### [Supplied records]
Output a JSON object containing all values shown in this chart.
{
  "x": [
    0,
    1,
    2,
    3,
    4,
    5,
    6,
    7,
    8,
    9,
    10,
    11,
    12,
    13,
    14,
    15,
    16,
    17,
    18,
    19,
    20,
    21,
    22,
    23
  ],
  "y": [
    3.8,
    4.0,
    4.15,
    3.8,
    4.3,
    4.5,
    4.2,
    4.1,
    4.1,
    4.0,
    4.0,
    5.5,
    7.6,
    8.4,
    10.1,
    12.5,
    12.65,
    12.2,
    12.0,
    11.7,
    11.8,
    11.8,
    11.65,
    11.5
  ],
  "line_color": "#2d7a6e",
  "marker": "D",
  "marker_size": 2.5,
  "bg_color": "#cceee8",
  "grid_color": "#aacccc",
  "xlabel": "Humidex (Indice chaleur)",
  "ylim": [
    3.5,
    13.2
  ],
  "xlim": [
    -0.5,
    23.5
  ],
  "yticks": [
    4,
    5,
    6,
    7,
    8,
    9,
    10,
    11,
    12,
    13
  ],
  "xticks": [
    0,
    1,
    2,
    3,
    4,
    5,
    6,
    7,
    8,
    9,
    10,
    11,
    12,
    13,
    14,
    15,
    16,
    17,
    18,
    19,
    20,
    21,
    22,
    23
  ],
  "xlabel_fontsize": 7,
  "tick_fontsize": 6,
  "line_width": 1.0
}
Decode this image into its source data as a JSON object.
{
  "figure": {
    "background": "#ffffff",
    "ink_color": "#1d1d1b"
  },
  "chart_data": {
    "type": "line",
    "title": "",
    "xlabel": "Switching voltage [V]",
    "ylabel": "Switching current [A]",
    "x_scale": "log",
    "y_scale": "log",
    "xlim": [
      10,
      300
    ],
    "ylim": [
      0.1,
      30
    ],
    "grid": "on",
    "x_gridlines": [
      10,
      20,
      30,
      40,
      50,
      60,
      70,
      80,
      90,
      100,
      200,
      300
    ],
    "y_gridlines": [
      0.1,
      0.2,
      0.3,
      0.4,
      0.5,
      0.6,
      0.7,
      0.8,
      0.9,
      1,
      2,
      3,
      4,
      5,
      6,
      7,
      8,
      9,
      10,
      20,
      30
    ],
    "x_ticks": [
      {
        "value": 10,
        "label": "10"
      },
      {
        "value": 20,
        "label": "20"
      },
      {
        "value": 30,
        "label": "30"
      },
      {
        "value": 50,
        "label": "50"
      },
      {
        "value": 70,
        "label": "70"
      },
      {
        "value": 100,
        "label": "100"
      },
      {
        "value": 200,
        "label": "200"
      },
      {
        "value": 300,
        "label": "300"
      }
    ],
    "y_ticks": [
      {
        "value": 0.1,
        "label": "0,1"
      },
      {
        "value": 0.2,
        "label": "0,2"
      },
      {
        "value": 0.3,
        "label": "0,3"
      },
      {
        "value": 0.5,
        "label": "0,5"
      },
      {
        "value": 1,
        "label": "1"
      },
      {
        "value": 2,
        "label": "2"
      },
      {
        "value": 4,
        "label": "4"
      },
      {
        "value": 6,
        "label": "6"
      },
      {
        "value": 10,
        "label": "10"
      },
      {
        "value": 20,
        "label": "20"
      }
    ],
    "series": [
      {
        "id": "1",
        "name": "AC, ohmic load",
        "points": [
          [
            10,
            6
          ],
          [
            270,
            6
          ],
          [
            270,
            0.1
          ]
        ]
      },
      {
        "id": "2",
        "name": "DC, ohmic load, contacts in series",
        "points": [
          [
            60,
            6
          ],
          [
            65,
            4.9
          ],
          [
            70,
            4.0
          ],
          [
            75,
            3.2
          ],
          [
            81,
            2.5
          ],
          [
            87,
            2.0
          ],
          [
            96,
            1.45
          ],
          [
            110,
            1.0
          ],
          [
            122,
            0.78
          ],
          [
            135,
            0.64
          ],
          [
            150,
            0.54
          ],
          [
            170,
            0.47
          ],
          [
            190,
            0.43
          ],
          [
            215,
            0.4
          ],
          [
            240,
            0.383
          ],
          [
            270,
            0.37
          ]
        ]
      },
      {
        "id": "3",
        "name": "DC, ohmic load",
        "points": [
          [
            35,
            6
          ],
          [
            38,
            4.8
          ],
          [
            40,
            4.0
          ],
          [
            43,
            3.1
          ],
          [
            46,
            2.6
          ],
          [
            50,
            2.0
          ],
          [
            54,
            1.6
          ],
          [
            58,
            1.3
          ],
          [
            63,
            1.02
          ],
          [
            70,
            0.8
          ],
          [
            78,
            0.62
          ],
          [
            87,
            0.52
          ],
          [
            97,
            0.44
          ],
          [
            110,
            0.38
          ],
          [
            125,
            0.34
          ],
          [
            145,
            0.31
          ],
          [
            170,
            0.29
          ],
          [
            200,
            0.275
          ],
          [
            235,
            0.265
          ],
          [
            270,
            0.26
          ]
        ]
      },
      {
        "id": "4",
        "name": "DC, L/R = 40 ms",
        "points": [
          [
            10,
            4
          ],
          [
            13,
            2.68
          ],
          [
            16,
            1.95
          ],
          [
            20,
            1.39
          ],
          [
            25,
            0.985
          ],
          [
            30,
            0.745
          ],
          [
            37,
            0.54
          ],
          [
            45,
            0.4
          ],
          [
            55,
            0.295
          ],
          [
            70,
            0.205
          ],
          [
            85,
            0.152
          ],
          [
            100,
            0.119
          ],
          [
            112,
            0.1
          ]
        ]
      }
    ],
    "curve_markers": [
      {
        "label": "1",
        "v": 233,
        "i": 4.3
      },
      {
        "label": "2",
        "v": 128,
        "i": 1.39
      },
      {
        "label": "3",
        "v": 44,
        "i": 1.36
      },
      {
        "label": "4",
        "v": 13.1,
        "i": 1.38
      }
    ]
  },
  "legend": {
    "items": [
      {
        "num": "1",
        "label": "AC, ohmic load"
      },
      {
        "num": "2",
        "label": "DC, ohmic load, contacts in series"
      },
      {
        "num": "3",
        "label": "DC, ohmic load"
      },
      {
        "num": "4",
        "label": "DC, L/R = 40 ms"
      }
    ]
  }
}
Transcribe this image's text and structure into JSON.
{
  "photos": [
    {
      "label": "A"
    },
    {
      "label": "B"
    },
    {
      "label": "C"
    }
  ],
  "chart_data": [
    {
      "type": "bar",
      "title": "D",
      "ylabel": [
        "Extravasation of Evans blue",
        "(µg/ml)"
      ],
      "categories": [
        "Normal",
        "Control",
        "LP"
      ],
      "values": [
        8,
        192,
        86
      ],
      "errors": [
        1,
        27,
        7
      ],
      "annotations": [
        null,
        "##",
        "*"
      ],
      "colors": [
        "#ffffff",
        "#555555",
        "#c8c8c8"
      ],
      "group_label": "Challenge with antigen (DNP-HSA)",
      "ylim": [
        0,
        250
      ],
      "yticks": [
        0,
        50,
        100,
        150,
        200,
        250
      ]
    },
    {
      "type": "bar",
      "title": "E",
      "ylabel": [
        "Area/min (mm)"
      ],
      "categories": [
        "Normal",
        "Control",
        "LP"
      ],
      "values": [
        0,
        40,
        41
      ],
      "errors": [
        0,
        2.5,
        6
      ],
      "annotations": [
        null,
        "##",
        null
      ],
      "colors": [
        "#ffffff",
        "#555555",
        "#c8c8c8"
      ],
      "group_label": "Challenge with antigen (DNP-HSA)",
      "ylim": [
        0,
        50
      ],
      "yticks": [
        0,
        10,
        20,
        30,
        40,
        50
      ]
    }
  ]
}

### [Task to carry out]
Using the material above, print every entry exactly as written.

### [Expected answer]
Output a JSON object containing all values shown in this chart.
{
  "x": [
    0,
    1,
    2,
    3,
    4,
    5,
    6,
    7,
    8,
    9,
    10,
    11,
    12,
    13,
    14,
    15,
    16,
    17,
    18,
    19,
    20,
    21,
    22,
    23
  ],
  "y": [
    3.8,
    4.0,
    4.15,
    3.8,
    4.3,
    4.5,
    4.2,
    4.1,
    4.1,
    4.0,
    4.0,
    5.5,
    7.6,
    8.4,
    10.1,
    12.5,
    12.65,
    12.2,
    12.0,
    11.7,
    11.8,
    11.8,
    11.65,
    11.5
  ],
  "line_color": "#2d7a6e",
  "marker": "D",
  "marker_size": 2.5,
  "bg_color": "#cceee8",
  "grid_color": "#aacccc",
  "xlabel": "Humidex (Indice chaleur)",
  "ylim": [
    3.5,
    13.2
  ],
  "xlim": [
    -0.5,
    23.5
  ],
  "yticks": [
    4,
    5,
    6,
    7,
    8,
    9,
    10,
    11,
    12,
    13
  ],
  "xticks": [
    0,
    1,
    2,
    3,
    4,
    5,
    6,
    7,
    8,
    9,
    10,
    11,
    12,
    13,
    14,
    15,
    16,
    17,
    18,
    19,
    20,
    21,
    22,
    23
  ],
  "xlabel_fontsize": 7,
  "tick_fontsize": 6,
  "line_width": 1.0
}
Decode this image into its source data as a JSON object.
{
  "figure": {
    "background": "#ffffff",
    "ink_color": "#1d1d1b"
  },
  "chart_data": {
    "type": "line",
    "title": "",
    "xlabel": "Switching voltage [V]",
    "ylabel": "Switching current [A]",
    "x_scale": "log",
    "y_scale": "log",
    "xlim": [
      10,
      300
    ],
    "ylim": [
      0.1,
      30
    ],
    "grid": "on",
    "x_gridlines": [
      10,
      20,
      30,
      40,
      50,
      60,
      70,
      80,
      90,
      100,
      200,
      300
    ],
    "y_gridlines": [
      0.1,
      0.2,
      0.3,
      0.4,
      0.5,
      0.6,
      0.7,
      0.8,
      0.9,
      1,
      2,
      3,
      4,
      5,
      6,
      7,
      8,
      9,
      10,
      20,
      30
    ],
    "x_ticks": [
      {
        "value": 10,
        "label": "10"
      },
      {
        "value": 20,
        "label": "20"
      },
      {
        "value": 30,
        "label": "30"
      },
      {
        "value": 50,
        "label": "50"
      },
      {
        "value": 70,
        "label": "70"
      },
      {
        "value": 100,
        "label": "100"
      },
      {
        "value": 200,
        "label": "200"
      },
      {
        "value": 300,
        "label": "300"
      }
    ],
    "y_ticks": [
      {
        "value": 0.1,
        "label": "0,1"
      },
      {
        "value": 0.2,
        "label": "0,2"
      },
      {
        "value": 0.3,
        "label": "0,3"
      },
      {
        "value": 0.5,
        "label": "0,5"
      },
      {
        "value": 1,
        "label": "1"
      },
      {
        "value": 2,
        "label": "2"
      },
      {
        "value": 4,
        "label": "4"
      },
      {
        "value": 6,
        "label": "6"
      },
      {
        "value": 10,
        "label": "10"
      },
      {
        "value": 20,
        "label": "20"
      }
    ],
    "series": [
      {
        "id": "1",
        "name": "AC, ohmic load",
        "points": [
          [
            10,
            6
          ],
          [
            270,
            6
          ],
          [
            270,
            0.1
          ]
        ]
      },
      {
        "id": "2",
        "name": "DC, ohmic load, contacts in series",
        "points": [
          [
            60,
            6
          ],
          [
            65,
            4.9
          ],
          [
            70,
            4.0
          ],
          [
            75,
            3.2
          ],
          [
            81,
            2.5
          ],
          [
            87,
            2.0
          ],
          [
            96,
            1.45
          ],
          [
            110,
            1.0
          ],
          [
            122,
            0.78
          ],
          [
            135,
            0.64
          ],
          [
            150,
            0.54
          ],
          [
            170,
            0.47
          ],
          [
            190,
            0.43
          ],
          [
            215,
            0.4
          ],
          [
            240,
            0.383
          ],
          [
            270,
            0.37
          ]
        ]
      },
      {
        "id": "3",
        "name": "DC, ohmic load",
        "points": [
          [
            35,
            6
          ],
          [
            38,
            4.8
          ],
          [
            40,
            4.0
          ],
          [
            43,
            3.1
          ],
          [
            46,
            2.6
          ],
          [
            50,
            2.0
          ],
          [
            54,
            1.6
          ],
          [
            58,
            1.3
          ],
          [
            63,
            1.02
          ],
          [
            70,
            0.8
          ],
          [
            78,
            0.62
          ],
          [
            87,
            0.52
          ],
          [
            97,
            0.44
          ],
          [
            110,
            0.38
          ],
          [
            125,
            0.34
          ],
          [
            145,
            0.31
          ],
          [
            170,
            0.29
          ],
          [
            200,
            0.275
          ],
          [
            235,
            0.265
          ],
          [
            270,
            0.26
          ]
        ]
      },
      {
        "id": "4",
        "name": "DC, L/R = 40 ms",
        "points": [
          [
            10,
            4
          ],
          [
            13,
            2.68
          ],
          [
            16,
            1.95
          ],
          [
            20,
            1.39
          ],
          [
            25,
            0.985
          ],
          [
            30,
            0.745
          ],
          [
            37,
            0.54
          ],
          [
            45,
            0.4
          ],
          [
            55,
            0.295
          ],
          [
            70,
            0.205
          ],
          [
            85,
            0.152
          ],
          [
            100,
            0.119
          ],
          [
            112,
            0.1
          ]
        ]
      }
    ],
    "curve_markers": [
      {
        "label": "1",
        "v": 233,
        "i": 4.3
      },
      {
        "label": "2",
        "v": 128,
        "i": 1.39
      },
      {
        "label": "3",
        "v": 44,
        "i": 1.36
      },
      {
        "label": "4",
        "v": 13.1,
        "i": 1.38
      }
    ]
  },
  "legend": {
    "items": [
      {
        "num": "1",
        "label": "AC, ohmic load"
      },
      {
        "num": "2",
        "label": "DC, ohmic load, contacts in series"
      },
      {
        "num": "3",
        "label": "DC, ohmic load"
      },
      {
        "num": "4",
        "label": "DC, L/R = 40 ms"
      }
    ]
  }
}
Transcribe this image's text and structure into JSON.
{
  "photos": [
    {
      "label": "A"
    },
    {
      "label": "B"
    },
    {
      "label": "C"
    }
  ],
  "chart_data": [
    {
      "type": "bar",
      "title": "D",
      "ylabel": [
        "Extravasation of Evans blue",
        "(µg/ml)"
      ],
      "categories": [
        "Normal",
        "Control",
        "LP"
      ],
      "values": [
        8,
        192,
        86
      ],
      "errors": [
        1,
        27,
        7
      ],
      "annotations": [
        null,
        "##",
        "*"
      ],
      "colors": [
        "#ffffff",
        "#555555",
        "#c8c8c8"
      ],
      "group_label": "Challenge with antigen (DNP-HSA)",
      "ylim": [
        0,
        250
      ],
      "yticks": [
        0,
        50,
        100,
        150,
        200,
        250
      ]
    },
    {
      "type": "bar",
      "title": "E",
      "ylabel": [
        "Area/min (mm)"
      ],
      "categories": [
        "Normal",
        "Control",
        "LP"
      ],
      "values": [
        0,
        40,
        41
      ],
      "errors": [
        0,
        2.5,
        6
      ],
      "annotations": [
        null,
        "##",
        null
      ],
      "colors": [
        "#ffffff",
        "#555555",
        "#c8c8c8"
      ],
      "group_label": "Challenge with antigen (DNP-HSA)",
      "ylim": [
        0,
        50
      ],
      "yticks": [
        0,
        10,
        20,
        30,
        40,
        50
      ]
    }
  ]
}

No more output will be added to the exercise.